• **Exercise**
Reproduce this listing in full.

BEGIN Raw records

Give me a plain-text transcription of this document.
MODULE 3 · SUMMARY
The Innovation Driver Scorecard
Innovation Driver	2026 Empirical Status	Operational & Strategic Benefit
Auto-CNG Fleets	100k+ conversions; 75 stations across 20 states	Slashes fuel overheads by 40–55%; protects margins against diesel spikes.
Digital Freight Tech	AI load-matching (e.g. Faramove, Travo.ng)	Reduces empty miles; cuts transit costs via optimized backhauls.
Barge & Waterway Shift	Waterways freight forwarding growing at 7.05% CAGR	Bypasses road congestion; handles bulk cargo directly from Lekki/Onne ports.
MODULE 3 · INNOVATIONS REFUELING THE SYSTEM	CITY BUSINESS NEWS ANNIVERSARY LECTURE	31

END Raw records

• **Worked answer**
Give me a plain-text transcription of this document.
MODULE 3 · SUMMARY
The Innovation Driver Scorecard
Innovation Driver	2026 Empirical Status	Operational & Strategic Benefit
Auto-CNG Fleets	100k+ conversions; 75 stations across 20 states	Slashes fuel overheads by 40–55%; protects margins against diesel spikes.
Digital Freight Tech	AI load-matching (e.g. Faramove, Travo.ng)	Reduces empty miles; cuts transit costs via optimized backhauls.
Barge & Waterway Shift	Waterways freight forwarding growing at 7.05% CAGR	Bypasses road congestion; handles bulk cargo directly from Lekki/Onne ports.
MODULE 3 · INNOVATIONS REFUELING THE SYSTEM	CITY BUSINESS NEWS ANNIVERSARY LECTURE	31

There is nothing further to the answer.